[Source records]
— begin —
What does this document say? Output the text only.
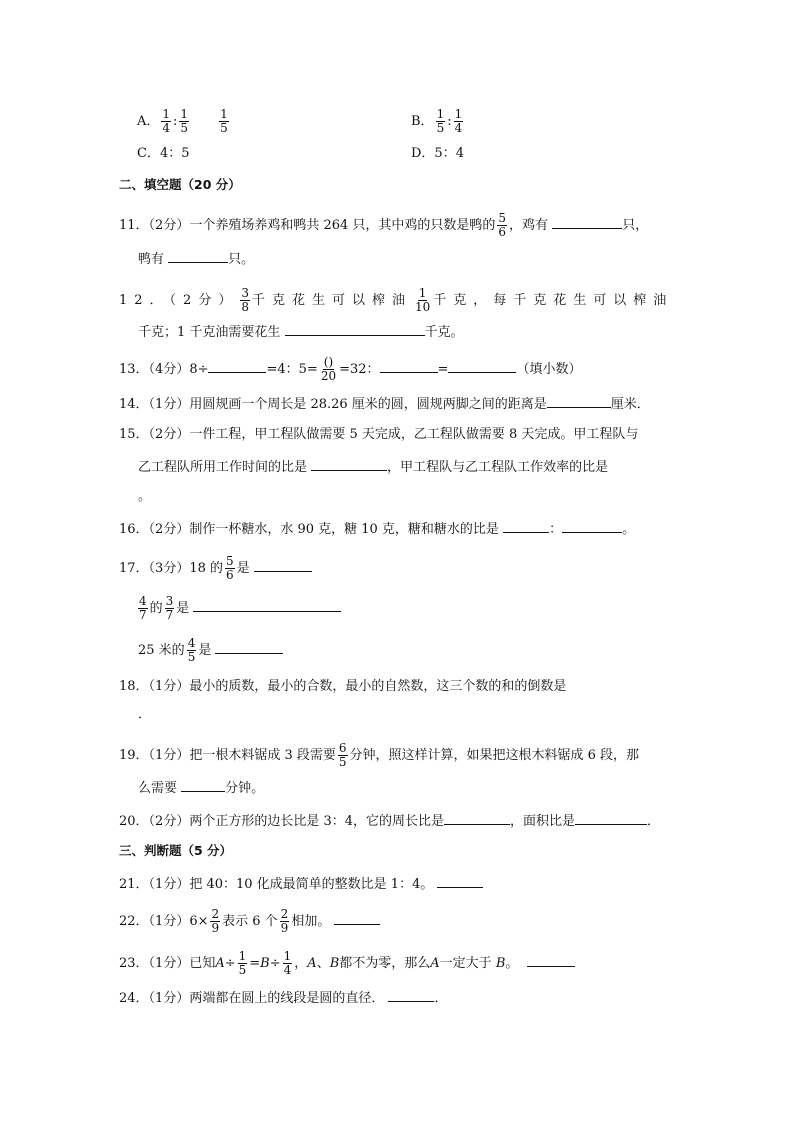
A． $\frac{1}{4}$ : $\frac{1}{5}$	$\frac{1}{5}$	B． $\frac{1}{5}$ : $\frac{1}{4}$
C．4：5	D．5：4
二、填空题（20 分）
11．（2分）一个养殖场养鸡和鸭共 264 只，其中鸡的只数是鸭的 $\frac{5}{6}$ ，鸡有	只，
鸭有	只。
12．（2分） $\frac{3}{8}$ 千克花生可以榨油 $\frac{1}{10}$ 千克，每千克花生可以榨油
千克；1 千克油需要花生	千克。
13．（4分）8÷	=4：$5= \frac{()}{20} =32$：	=	（填小数）
14．（1分）用圆规画一个周长是 28.26 厘米的圆，圆规两脚之间的距离是	厘米．
15．（2分）一件工程，甲工程队做需要 5 天完成，乙工程队做需要 8 天完成。甲工程队与
乙工程队所用工作时间的比是	，甲工程队与乙工程队工作效率的比是
。
16．（2分）制作一杯糖水，水 90 克，糖 10 克，糖和糖水的比是	：	。
17．（3分）18 的 $\frac{5}{6}$ 是
$\frac{4}{7}$ 的 $\frac{3}{7}$ 是
25 米的 $\frac{4}{5}$ 是
18．（1分）最小的质数，最小的合数，最小的自然数，这三个数的和的倒数是
．
19．（1分）把一根木料锯成 3 段需要 $\frac{6}{5}$ 分钟，照这样计算，如果把这根木料锯成 6 段，那
么需要	分钟。
20．（2分）两个正方形的边长比是 3：4，它的周长比是	，面积比是	．
三、判断题（5 分）
21．（1分）把 40：10 化成最简单的整数比是 1：4。
22．（1分）$6\times \frac{2}{9}$ 表示 6 个 $\frac{2}{9}$ 相加。
23．（1分）已知$A\div \frac{1}{5} =B\div \frac{1}{4}$ ，A、B都不为零，那么A一定大于 B。
24．（1分）两端都在圆上的线段是圆的直径．	．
— end —
## Challenge
Quote all of the entries word for word, omitting any pictures.

## Completed exercise
What does this document say? Output the text only.
A． $\frac{1}{4}$ : $\frac{1}{5}$	$\frac{1}{5}$	B． $\frac{1}{5}$ : $\frac{1}{4}$
C．4：5	D．5：4
二、填空题（20 分）
11．（2分）一个养殖场养鸡和鸭共 264 只，其中鸡的只数是鸭的 $\frac{5}{6}$ ，鸡有	只，
鸭有	只。
12．（2分） $\frac{3}{8}$ 千克花生可以榨油 $\frac{1}{10}$ 千克，每千克花生可以榨油
千克；1 千克油需要花生	千克。
13．（4分）8÷	=4：$5= \frac{()}{20} =32$：	=	（填小数）
14．（1分）用圆规画一个周长是 28.26 厘米的圆，圆规两脚之间的距离是	厘米．
15．（2分）一件工程，甲工程队做需要 5 天完成，乙工程队做需要 8 天完成。甲工程队与
乙工程队所用工作时间的比是	，甲工程队与乙工程队工作效率的比是
。
16．（2分）制作一杯糖水，水 90 克，糖 10 克，糖和糖水的比是	：	。
17．（3分）18 的 $\frac{5}{6}$ 是
$\frac{4}{7}$ 的 $\frac{3}{7}$ 是
25 米的 $\frac{4}{5}$ 是
18．（1分）最小的质数，最小的合数，最小的自然数，这三个数的和的倒数是
．
19．（1分）把一根木料锯成 3 段需要 $\frac{6}{5}$ 分钟，照这样计算，如果把这根木料锯成 6 段，那
么需要	分钟。
20．（2分）两个正方形的边长比是 3：4，它的周长比是	，面积比是	．
三、判断题（5 分）
21．（1分）把 40：10 化成最简单的整数比是 1：4。
22．（1分）$6\times \frac{2}{9}$ 表示 6 个 $\frac{2}{9}$ 相加。
23．（1分）已知$A\div \frac{1}{5} =B\div \frac{1}{4}$ ，A、B都不为零，那么A一定大于 B。
24．（1分）两端都在圆上的线段是圆的直径．	．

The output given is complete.